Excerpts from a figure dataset
▶

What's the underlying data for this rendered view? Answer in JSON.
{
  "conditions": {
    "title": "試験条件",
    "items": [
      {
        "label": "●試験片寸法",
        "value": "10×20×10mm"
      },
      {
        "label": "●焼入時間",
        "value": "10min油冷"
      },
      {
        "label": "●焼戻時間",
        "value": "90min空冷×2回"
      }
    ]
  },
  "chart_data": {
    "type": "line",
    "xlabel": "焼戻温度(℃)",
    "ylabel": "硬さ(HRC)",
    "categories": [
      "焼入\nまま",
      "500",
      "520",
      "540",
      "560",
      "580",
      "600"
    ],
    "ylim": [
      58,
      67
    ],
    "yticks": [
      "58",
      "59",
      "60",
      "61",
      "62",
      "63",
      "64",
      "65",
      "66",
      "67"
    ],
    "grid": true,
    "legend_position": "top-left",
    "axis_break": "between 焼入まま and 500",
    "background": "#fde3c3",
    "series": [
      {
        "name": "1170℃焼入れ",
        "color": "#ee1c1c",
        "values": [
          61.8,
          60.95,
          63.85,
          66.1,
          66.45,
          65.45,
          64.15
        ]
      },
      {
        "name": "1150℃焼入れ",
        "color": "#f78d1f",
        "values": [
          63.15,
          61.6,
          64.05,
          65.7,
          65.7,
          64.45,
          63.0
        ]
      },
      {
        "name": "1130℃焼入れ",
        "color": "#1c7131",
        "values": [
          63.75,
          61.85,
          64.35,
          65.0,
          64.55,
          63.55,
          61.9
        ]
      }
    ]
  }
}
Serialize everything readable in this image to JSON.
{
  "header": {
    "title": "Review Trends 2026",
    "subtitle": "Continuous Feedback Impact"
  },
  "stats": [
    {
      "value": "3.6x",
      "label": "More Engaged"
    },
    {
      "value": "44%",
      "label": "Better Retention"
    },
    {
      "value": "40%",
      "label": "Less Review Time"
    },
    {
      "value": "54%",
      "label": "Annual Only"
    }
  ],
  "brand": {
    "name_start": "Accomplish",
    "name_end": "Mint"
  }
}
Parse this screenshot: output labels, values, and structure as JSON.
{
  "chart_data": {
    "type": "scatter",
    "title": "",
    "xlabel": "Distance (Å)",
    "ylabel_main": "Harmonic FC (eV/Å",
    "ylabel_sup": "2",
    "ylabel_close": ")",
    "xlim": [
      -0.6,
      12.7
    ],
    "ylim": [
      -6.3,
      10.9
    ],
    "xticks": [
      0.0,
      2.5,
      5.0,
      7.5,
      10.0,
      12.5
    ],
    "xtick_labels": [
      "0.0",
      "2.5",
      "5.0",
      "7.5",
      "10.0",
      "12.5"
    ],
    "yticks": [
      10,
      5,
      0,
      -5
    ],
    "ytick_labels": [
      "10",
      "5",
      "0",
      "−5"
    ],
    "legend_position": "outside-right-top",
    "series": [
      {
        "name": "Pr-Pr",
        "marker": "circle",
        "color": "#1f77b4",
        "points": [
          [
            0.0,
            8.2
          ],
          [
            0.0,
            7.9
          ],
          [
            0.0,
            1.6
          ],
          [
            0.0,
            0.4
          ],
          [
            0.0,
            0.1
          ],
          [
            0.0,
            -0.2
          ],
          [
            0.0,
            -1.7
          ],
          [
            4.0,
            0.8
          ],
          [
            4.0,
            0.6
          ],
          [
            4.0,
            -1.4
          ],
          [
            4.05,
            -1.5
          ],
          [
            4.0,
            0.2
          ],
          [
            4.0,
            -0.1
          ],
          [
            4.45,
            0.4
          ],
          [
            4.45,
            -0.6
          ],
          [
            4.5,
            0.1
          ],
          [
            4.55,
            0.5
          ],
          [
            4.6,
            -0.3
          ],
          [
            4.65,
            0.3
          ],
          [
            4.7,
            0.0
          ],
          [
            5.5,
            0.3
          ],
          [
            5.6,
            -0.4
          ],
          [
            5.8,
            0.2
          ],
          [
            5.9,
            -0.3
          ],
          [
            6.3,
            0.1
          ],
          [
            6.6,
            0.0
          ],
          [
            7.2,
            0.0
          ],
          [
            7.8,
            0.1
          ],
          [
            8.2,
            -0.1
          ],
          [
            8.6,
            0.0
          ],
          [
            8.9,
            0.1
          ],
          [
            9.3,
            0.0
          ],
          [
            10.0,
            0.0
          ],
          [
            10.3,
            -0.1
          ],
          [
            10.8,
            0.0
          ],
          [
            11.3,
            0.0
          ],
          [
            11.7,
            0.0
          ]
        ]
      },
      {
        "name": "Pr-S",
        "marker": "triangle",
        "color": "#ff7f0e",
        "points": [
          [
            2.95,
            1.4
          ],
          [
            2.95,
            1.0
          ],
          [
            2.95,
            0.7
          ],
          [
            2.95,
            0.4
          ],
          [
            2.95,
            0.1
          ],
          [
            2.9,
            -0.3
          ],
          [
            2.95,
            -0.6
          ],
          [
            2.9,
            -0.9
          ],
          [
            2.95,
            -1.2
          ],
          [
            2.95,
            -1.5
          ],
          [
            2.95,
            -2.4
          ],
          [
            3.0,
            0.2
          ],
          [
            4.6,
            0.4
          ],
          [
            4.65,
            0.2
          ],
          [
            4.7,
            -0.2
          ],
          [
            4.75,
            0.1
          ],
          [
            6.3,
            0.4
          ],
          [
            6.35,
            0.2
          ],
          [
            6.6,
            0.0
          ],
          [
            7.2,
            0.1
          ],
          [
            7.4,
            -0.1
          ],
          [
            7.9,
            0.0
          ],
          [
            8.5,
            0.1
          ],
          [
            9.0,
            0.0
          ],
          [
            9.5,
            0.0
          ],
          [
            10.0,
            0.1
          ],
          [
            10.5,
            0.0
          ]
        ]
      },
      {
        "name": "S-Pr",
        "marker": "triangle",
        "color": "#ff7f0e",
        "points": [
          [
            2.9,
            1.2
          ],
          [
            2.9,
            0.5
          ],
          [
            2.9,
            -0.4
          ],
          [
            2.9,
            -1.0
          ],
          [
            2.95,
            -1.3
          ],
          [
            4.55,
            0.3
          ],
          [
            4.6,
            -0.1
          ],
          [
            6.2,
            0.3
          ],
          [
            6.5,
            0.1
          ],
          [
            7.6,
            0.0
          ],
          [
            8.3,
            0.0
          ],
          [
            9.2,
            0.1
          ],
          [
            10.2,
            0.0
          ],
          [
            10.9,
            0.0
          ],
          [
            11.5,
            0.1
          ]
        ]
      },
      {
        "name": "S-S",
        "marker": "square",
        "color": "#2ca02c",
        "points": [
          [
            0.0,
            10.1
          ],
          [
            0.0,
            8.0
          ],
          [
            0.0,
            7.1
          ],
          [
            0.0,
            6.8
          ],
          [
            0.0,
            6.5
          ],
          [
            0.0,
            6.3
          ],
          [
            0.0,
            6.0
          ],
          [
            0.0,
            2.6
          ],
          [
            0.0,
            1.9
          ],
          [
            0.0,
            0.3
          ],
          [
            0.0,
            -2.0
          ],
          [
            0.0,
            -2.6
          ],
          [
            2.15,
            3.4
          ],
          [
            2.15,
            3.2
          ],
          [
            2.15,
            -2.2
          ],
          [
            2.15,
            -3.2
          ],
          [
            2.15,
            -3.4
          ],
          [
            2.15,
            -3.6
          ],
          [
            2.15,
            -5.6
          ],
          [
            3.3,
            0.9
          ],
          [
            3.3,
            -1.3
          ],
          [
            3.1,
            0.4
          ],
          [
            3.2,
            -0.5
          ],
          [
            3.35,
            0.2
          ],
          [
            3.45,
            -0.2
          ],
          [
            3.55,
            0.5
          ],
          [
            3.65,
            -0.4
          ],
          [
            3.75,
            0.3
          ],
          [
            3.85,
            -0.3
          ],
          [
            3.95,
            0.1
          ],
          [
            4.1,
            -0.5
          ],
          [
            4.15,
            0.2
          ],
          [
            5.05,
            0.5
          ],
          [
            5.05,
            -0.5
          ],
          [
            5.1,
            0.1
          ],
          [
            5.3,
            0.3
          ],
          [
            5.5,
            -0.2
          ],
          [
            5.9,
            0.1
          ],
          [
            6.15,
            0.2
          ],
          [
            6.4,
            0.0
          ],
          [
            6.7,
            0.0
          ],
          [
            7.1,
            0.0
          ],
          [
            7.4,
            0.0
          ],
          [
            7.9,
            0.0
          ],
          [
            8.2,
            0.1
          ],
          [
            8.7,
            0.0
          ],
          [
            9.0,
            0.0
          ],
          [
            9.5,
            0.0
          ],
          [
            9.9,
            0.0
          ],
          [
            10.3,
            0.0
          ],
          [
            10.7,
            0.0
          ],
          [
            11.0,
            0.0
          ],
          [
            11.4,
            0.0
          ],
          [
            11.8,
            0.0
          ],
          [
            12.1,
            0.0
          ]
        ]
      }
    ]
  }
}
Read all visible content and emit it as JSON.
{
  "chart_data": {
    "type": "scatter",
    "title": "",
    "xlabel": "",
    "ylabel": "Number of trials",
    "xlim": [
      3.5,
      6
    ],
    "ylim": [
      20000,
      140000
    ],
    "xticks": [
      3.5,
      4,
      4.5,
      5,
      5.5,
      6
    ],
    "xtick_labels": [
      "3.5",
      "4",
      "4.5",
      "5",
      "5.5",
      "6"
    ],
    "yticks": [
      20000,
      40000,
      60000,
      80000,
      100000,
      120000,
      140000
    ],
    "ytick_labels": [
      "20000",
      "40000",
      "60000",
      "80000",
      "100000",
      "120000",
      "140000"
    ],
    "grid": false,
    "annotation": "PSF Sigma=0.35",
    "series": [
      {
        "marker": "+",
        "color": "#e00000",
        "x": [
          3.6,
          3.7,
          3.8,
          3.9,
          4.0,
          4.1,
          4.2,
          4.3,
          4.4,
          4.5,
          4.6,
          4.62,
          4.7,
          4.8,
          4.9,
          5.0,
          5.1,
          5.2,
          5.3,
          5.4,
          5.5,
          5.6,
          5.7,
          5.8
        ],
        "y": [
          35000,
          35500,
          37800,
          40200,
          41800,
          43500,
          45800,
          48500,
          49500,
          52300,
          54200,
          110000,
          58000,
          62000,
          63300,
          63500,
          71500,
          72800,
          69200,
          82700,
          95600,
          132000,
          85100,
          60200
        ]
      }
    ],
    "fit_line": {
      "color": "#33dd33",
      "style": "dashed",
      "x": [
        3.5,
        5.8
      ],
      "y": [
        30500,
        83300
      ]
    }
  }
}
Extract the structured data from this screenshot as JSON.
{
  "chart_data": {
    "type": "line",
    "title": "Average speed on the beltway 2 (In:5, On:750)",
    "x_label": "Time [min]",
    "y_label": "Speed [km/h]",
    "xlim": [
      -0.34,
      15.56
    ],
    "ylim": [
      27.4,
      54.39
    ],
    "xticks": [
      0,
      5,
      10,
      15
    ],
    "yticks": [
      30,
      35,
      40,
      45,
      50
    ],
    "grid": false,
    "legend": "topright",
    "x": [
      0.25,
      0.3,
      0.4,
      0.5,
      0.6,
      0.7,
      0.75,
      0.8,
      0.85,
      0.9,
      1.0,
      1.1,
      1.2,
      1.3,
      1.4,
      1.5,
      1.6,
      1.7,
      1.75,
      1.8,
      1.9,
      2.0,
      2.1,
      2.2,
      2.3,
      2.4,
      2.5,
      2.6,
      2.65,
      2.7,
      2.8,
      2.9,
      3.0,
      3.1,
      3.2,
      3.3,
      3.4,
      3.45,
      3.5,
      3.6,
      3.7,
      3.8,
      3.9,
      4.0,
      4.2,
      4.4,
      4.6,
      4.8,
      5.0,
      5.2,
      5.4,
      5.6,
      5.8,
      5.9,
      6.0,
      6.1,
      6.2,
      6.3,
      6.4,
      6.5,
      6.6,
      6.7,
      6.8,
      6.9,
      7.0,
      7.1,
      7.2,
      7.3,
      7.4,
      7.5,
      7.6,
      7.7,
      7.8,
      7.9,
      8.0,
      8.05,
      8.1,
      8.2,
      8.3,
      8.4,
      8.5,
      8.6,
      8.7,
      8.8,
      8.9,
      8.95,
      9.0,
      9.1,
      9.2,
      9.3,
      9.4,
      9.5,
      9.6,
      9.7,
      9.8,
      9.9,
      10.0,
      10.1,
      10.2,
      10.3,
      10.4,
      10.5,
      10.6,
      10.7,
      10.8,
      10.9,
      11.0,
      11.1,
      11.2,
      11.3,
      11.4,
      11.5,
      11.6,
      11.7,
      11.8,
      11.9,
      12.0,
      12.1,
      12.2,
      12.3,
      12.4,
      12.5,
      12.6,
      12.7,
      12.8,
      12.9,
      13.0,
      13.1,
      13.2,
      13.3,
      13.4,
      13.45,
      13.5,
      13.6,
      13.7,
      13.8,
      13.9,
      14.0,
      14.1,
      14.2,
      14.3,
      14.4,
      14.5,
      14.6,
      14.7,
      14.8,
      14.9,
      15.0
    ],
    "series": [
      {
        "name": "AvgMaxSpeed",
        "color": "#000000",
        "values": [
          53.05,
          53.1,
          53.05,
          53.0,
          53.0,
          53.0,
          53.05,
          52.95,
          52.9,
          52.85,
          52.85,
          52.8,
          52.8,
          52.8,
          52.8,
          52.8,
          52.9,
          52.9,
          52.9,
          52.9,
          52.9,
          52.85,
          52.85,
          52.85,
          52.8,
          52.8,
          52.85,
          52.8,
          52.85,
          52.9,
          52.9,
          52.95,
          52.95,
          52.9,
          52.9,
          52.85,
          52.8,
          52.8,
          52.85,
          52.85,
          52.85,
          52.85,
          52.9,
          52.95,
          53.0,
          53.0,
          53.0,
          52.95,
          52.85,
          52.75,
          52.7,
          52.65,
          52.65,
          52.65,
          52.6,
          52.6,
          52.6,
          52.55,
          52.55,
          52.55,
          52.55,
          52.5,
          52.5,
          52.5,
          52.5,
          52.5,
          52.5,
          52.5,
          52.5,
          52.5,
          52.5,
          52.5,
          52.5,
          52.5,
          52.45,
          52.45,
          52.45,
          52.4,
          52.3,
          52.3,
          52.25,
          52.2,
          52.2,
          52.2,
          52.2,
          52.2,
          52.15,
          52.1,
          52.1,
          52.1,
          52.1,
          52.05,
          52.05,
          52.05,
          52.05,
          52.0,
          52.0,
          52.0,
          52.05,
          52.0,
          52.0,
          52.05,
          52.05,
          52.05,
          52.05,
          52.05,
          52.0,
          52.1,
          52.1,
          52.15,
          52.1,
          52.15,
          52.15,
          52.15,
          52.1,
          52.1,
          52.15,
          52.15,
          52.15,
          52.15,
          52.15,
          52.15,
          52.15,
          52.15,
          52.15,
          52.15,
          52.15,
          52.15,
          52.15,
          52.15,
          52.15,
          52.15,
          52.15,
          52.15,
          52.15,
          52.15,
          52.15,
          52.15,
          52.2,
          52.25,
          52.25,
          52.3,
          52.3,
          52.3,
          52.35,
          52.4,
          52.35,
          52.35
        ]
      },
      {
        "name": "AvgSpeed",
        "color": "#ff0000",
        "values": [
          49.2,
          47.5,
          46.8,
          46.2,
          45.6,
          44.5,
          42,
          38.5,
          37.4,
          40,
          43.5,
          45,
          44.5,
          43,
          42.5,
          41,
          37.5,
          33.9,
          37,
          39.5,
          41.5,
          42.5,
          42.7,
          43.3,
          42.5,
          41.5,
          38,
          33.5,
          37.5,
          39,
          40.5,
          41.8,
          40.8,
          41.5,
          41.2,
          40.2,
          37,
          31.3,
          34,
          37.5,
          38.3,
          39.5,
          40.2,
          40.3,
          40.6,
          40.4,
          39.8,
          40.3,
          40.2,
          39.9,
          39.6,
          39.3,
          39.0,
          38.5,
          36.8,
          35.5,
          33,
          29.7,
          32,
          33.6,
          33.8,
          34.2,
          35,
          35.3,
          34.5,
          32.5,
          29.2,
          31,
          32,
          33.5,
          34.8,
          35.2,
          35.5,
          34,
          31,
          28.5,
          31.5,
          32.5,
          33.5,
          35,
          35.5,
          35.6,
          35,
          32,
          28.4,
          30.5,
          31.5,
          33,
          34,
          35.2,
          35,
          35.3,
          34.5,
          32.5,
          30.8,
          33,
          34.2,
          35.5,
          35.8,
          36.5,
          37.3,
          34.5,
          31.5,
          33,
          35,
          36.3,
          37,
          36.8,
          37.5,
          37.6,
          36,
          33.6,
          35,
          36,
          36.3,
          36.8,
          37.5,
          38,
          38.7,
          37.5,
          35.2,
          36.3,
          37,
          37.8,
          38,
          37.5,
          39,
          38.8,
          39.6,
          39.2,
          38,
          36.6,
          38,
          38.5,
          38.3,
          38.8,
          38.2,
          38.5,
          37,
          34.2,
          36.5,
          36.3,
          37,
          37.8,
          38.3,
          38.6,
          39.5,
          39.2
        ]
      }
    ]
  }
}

◀

### Work to do
Reproduce each line of the material containing the word "this".

### Solved problem
What's the underlying data for this rendered view? Answer in JSON.
Serialize everything readable in this image to JSON.
Parse this screenshot: output labels, values, and structure as JSON.
Extract the structured data from this screenshot as JSON.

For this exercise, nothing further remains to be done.